WHAT IS EXPECTED » Lines containing the string "alquimista" are to be collected in full.

##### SUPPLIED DATA #####

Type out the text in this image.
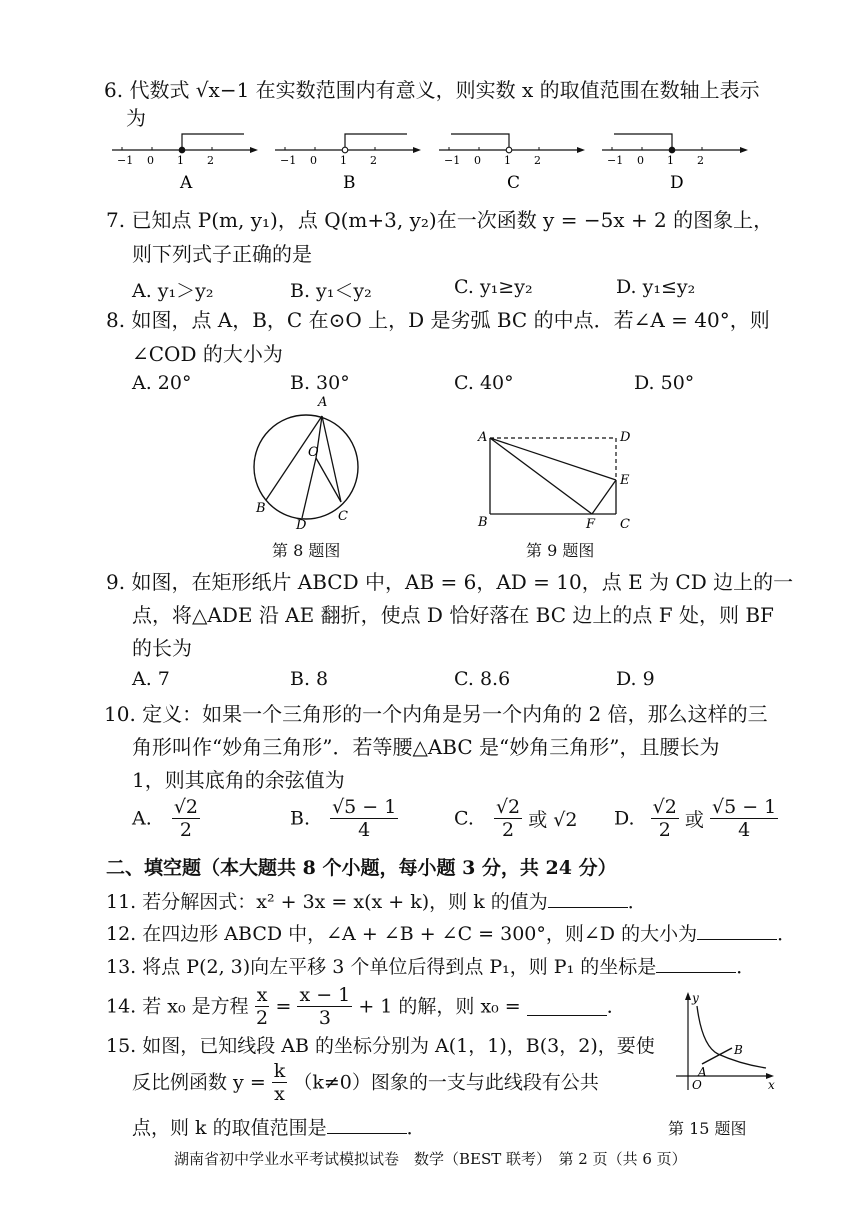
6. 代数式 √x−1 在实数范围内有意义，则实数 x 的取值范围在数轴上表示
为
−1 0 1 2
A
−1 0 1 2
B
−1 0 1 2
C
−1 0 1 2
D
7. 已知点 P(m, y₁)，点 Q(m+3, y₂)在一次函数 y = −5x + 2 的图象上，
则下列式子正确的是
A. y₁＞y₂	B. y₁＜y₂	C. y₁≥y₂	D. y₁≤y₂
8. 如图，点 A，B，C 在⊙O 上，D 是劣弧 BC 的中点．若∠A = 40°，则
∠COD 的大小为
A. 20°	B. 30°	C. 40°	D. 50°
A
O
B
D
C
第 8 题图
A	D
E
B	F C
第 9 题图
9. 如图，在矩形纸片 ABCD 中，AB = 6，AD = 10，点 E 为 CD 边上的一
点，将△ADE 沿 AE 翻折，使点 D 恰好落在 BC 边上的点 F 处，则 BF
的长为
A. 7	B. 8	C. 8.6	D. 9
10. 定义：如果一个三角形的一个内角是另一个内角的 2 倍，那么这样的三
角形叫作“妙角三角形”．若等腰△ABC 是“妙角三角形”，且腰长为
1，则其底角的余弦值为
A. $\frac{√2}{2}$	B. $\frac{√5 - 1}{4}$	C. $\frac{√2}{2}$ 或 √2 D. $\frac{√2}{2}$ 或 $\frac{√5 - 1}{4}$
二、填空题（本大题共 8 个小题，每小题 3 分，共 24 分）
11. 若分解因式：x² + 3x = x(x + k)，则 k 的值为	．
12. 在四边形 ABCD 中，∠A + ∠B + ∠C = 300°，则∠D 的大小为	．
13. 将点 P(2, 3)向左平移 3 个单位后得到点 P₁，则 P₁ 的坐标是	．
14. 若 x₀ 是方程 $\frac{x}{2} = \frac{x - 1}{3} + 1$ 的解，则 x₀ =	．
15. 如图，已知线段 AB 的坐标分别为 A(1，1)，B(3，2)，要使
反比例函数 $y = \frac{k}{x} (k\ne 0)$图象的一支与此线段有公共
点，则 k 的取值范围是	．
y
B
A
O	x
第 15 题图
湖南省初中学业水平考试模拟试卷　数学（BEST 联考）　第 2 页（共 6 页）
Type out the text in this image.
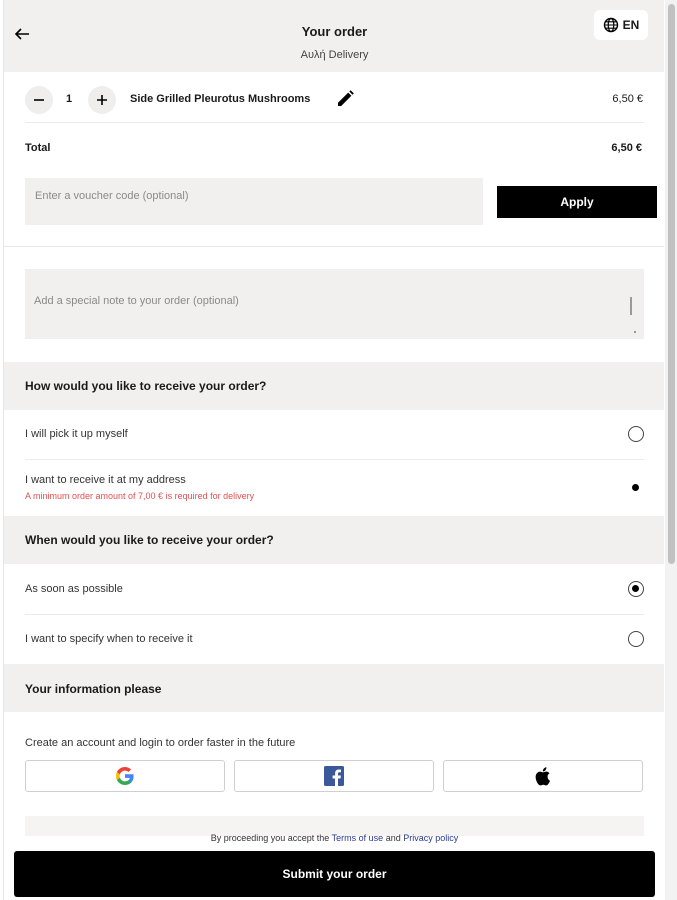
Your order
Αυλή Delivery
EN
1	Side Grilled Pleurotus Mushrooms	6,50 €
Total	6,50 €
Enter a voucher code (optional)
Apply
Add a special note to your order (optional)
How would you like to receive your order?
I will pick it up myself
I want to receive it at my address
A minimum order amount of 7,00 € is required for delivery
When would you like to receive your order?
As soon as possible
I want to specify when to receive it
Your information please
Create an account and login to order faster in the future
By proceeding you accept the Terms of use and Privacy policy
Submit your order
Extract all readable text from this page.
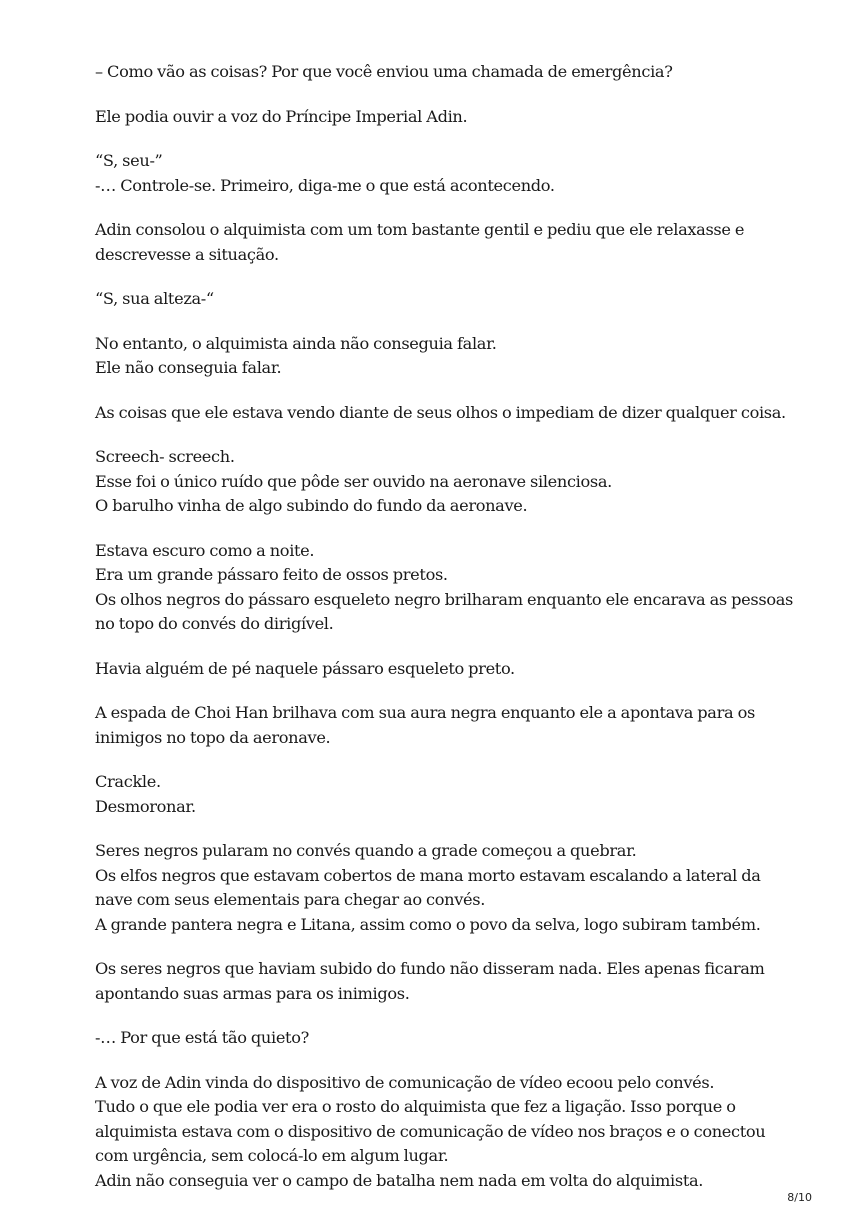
– Como vão as coisas? Por que você enviou uma chamada de emergência?

Ele podia ouvir a voz do Príncipe Imperial Adin.

“S, seu-”
-… Controle-se. Primeiro, diga-me o que está acontecendo.

Adin consolou o alquimista com um tom bastante gentil e pediu que ele relaxasse e
descrevesse a situação.

“S, sua alteza-“

No entanto, o alquimista ainda não conseguia falar.
Ele não conseguia falar.

As coisas que ele estava vendo diante de seus olhos o impediam de dizer qualquer coisa.

Screech- screech.
Esse foi o único ruído que pôde ser ouvido na aeronave silenciosa.
O barulho vinha de algo subindo do fundo da aeronave.

Estava escuro como a noite.
Era um grande pássaro feito de ossos pretos.
Os olhos negros do pássaro esqueleto negro brilharam enquanto ele encarava as pessoas
no topo do convés do dirigível.

Havia alguém de pé naquele pássaro esqueleto preto.

A espada de Choi Han brilhava com sua aura negra enquanto ele a apontava para os
inimigos no topo da aeronave.

Crackle.
Desmoronar.

Seres negros pularam no convés quando a grade começou a quebrar.
Os elfos negros que estavam cobertos de mana morto estavam escalando a lateral da
nave com seus elementais para chegar ao convés.
A grande pantera negra e Litana, assim como o povo da selva, logo subiram também.

Os seres negros que haviam subido do fundo não disseram nada. Eles apenas ficaram
apontando suas armas para os inimigos.

-… Por que está tão quieto?

A voz de Adin vinda do dispositivo de comunicação de vídeo ecoou pelo convés.
Tudo o que ele podia ver era o rosto do alquimista que fez a ligação. Isso porque o
alquimista estava com o dispositivo de comunicação de vídeo nos braços e o conectou
com urgência, sem colocá-lo em algum lugar.
Adin não conseguia ver o campo de batalha nem nada em volta do alquimista.

8/10
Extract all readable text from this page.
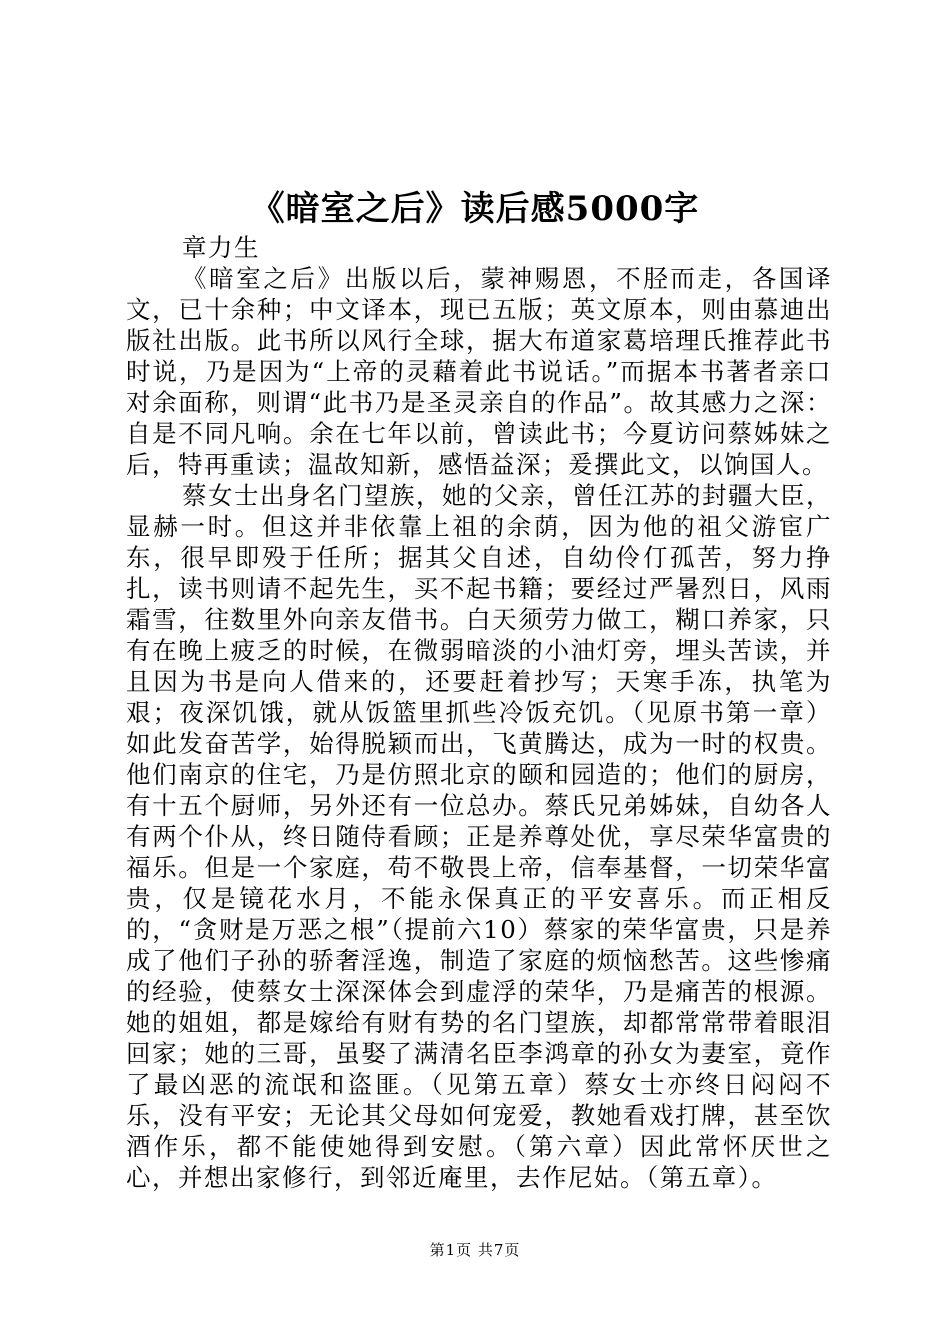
《暗室之后》读后感5000字

章力生

《暗室之后》出版以后，蒙神赐恩，不胫而走，各国译文，已十余种；中文译本，现已五版；英文原本，则由慕迪出版社出版。此书所以风行全球，据大布道家葛培理氏推荐此书时说，乃是因为“上帝的灵藉着此书说话。”而据本书著者亲口对余面称，则谓“此书乃是圣灵亲自的作品”。故其感力之深：自是不同凡响。余在七年以前，曾读此书；今夏访问蔡姊妹之后，特再重读；温故知新，感悟益深；爰撰此文，以饷国人。

蔡女士出身名门望族，她的父亲，曾任江苏的封疆大臣，显赫一时。但这并非依靠上祖的余荫，因为他的祖父游宦广东，很早即殁于任所；据其父自述，自幼伶仃孤苦，努力挣扎，读书则请不起先生，买不起书籍；要经过严暑烈日，风雨霜雪，往数里外向亲友借书。白天须劳力做工，糊口养家，只有在晚上疲乏的时候，在微弱暗淡的小油灯旁，埋头苦读，并且因为书是向人借来的，还要赶着抄写；天寒手冻，执笔为艰；夜深饥饿，就从饭篮里抓些冷饭充饥。（见原书第一章）如此发奋苦学，始得脱颖而出，飞黄腾达，成为一时的权贵。他们南京的住宅，乃是仿照北京的颐和园造的；他们的厨房，有十五个厨师，另外还有一位总办。蔡氏兄弟姊妹，自幼各人有两个仆从，终日随侍看顾；正是养尊处优，享尽荣华富贵的福乐。但是一个家庭，苟不敬畏上帝，信奉基督，一切荣华富贵，仅是镜花水月，不能永保真正的平安喜乐。而正相反的，“贪财是万恶之根”（提前六10）蔡家的荣华富贵，只是养成了他们子孙的骄奢淫逸，制造了家庭的烦恼愁苦。这些惨痛的经验，使蔡女士深深体会到虚浮的荣华，乃是痛苦的根源。她的姐姐，都是嫁给有财有势的名门望族，却都常常带着眼泪回家；她的三哥，虽娶了满清名臣李鸿章的孙女为妻室，竟作了最凶恶的流氓和盗匪。（见第五章）蔡女士亦终日闷闷不乐，没有平安；无论其父母如何宠爱，教她看戏打牌，甚至饮酒作乐，都不能使她得到安慰。（第六章）因此常怀厌世之心，并想出家修行，到邻近庵里，去作尼姑。（第五章）。

第1页 共7页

#####

RESULT »
Adin consolou o alquimista com um tom bastante gentil e pediu que ele relaxasse e
No entanto, o alquimista ainda não conseguia falar.
Tudo o que ele podia ver era o rosto do alquimista que fez a ligação. Isso porque o
alquimista estava com o dispositivo de comunicação de vídeo nos braços e o conectou
Adin não conseguia ver o campo de batalha nem nada em volta do alquimista.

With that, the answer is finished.